## [Task]
Please count the lines below that contain the word "Bolsas", and reply with that number alone.

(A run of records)
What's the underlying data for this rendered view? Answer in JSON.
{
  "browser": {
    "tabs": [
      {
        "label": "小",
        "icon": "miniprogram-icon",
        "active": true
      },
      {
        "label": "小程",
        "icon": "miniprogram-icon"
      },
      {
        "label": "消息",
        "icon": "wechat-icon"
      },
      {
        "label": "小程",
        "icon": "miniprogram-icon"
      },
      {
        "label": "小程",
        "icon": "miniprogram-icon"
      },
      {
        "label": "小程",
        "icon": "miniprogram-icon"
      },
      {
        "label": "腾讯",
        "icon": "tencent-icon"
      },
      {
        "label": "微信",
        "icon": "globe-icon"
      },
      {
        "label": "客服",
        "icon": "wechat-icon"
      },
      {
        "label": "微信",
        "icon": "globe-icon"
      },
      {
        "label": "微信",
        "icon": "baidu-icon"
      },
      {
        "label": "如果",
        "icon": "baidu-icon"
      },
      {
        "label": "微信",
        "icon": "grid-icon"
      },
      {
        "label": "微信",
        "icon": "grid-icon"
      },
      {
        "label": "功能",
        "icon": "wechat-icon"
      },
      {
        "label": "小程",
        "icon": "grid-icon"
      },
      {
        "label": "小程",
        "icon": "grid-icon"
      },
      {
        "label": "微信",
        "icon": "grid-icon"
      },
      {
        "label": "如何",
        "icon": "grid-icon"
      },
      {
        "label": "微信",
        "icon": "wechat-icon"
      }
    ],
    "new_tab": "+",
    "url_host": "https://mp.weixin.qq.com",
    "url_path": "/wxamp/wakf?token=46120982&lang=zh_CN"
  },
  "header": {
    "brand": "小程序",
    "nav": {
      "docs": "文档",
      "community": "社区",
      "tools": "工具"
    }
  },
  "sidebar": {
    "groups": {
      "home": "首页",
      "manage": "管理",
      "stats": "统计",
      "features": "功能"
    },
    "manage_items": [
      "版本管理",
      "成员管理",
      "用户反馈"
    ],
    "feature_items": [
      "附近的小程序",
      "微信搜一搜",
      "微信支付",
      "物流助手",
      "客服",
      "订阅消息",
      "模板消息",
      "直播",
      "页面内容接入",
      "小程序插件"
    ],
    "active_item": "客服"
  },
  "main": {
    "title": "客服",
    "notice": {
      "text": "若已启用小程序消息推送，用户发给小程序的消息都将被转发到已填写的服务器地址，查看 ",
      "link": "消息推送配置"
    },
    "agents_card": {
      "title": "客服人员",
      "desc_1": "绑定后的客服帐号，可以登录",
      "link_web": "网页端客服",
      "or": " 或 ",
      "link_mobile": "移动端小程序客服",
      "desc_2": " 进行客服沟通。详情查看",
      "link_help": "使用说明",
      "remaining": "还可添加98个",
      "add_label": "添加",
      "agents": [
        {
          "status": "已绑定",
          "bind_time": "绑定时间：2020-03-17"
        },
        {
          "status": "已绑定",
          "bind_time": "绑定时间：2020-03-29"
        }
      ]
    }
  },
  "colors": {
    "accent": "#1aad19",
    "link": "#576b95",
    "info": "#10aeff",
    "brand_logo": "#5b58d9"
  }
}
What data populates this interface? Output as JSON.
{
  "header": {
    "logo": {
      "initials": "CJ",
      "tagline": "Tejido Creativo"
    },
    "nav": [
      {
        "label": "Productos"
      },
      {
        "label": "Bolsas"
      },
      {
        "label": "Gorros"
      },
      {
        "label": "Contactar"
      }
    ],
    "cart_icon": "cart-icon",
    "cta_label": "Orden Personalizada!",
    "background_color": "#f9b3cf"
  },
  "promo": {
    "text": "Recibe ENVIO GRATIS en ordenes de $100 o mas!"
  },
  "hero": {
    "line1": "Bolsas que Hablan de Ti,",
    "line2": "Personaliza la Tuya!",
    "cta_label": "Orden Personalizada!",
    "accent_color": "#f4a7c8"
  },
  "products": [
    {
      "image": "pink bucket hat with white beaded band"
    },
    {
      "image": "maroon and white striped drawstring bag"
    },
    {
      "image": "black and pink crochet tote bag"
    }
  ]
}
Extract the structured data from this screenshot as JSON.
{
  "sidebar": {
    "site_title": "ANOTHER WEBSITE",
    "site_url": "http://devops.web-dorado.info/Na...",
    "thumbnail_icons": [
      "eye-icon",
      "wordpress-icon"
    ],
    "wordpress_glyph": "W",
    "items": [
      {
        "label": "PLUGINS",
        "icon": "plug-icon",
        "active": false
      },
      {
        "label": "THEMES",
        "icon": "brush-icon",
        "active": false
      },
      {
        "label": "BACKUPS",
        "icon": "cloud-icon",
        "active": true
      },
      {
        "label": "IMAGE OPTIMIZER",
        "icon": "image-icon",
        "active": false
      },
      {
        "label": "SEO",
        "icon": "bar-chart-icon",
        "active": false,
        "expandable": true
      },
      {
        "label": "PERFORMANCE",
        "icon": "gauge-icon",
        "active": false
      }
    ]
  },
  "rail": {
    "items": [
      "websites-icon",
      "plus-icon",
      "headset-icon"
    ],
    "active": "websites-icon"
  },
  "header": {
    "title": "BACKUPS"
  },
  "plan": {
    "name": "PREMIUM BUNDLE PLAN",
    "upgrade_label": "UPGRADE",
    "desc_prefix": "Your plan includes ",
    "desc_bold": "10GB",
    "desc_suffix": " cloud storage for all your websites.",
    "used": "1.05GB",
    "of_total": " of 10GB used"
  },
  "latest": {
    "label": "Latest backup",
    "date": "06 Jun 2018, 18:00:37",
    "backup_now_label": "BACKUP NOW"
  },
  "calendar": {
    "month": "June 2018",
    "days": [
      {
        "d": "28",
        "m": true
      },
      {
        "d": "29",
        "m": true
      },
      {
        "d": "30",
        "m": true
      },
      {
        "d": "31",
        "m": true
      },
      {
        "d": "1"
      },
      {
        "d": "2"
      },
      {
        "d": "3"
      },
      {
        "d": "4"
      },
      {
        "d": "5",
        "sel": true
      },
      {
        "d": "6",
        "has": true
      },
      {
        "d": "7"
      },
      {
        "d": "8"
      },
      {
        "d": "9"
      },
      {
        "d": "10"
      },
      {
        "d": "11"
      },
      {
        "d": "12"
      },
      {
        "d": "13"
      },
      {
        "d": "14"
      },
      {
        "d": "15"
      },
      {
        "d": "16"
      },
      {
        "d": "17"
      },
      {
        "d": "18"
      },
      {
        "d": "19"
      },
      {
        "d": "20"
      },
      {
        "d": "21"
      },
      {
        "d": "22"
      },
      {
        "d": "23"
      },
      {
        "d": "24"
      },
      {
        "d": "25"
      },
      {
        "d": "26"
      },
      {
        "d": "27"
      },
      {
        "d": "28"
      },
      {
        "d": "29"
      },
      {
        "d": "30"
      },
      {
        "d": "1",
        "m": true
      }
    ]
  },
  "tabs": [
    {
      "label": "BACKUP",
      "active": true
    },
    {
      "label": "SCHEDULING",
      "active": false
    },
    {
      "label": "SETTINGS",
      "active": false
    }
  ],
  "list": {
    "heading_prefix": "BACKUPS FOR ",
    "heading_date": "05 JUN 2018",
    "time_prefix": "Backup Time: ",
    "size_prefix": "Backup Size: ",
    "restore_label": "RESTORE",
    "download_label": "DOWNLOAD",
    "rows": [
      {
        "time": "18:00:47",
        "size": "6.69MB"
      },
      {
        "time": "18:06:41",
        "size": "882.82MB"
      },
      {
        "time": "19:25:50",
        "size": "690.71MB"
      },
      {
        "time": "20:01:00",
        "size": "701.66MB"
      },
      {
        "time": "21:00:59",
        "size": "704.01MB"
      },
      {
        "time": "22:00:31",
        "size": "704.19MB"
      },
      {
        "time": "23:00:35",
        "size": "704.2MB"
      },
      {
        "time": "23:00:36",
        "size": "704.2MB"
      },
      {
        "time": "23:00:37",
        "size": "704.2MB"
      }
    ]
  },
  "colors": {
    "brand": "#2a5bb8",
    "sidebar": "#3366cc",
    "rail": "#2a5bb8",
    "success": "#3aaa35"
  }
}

## [Exercise answer]
2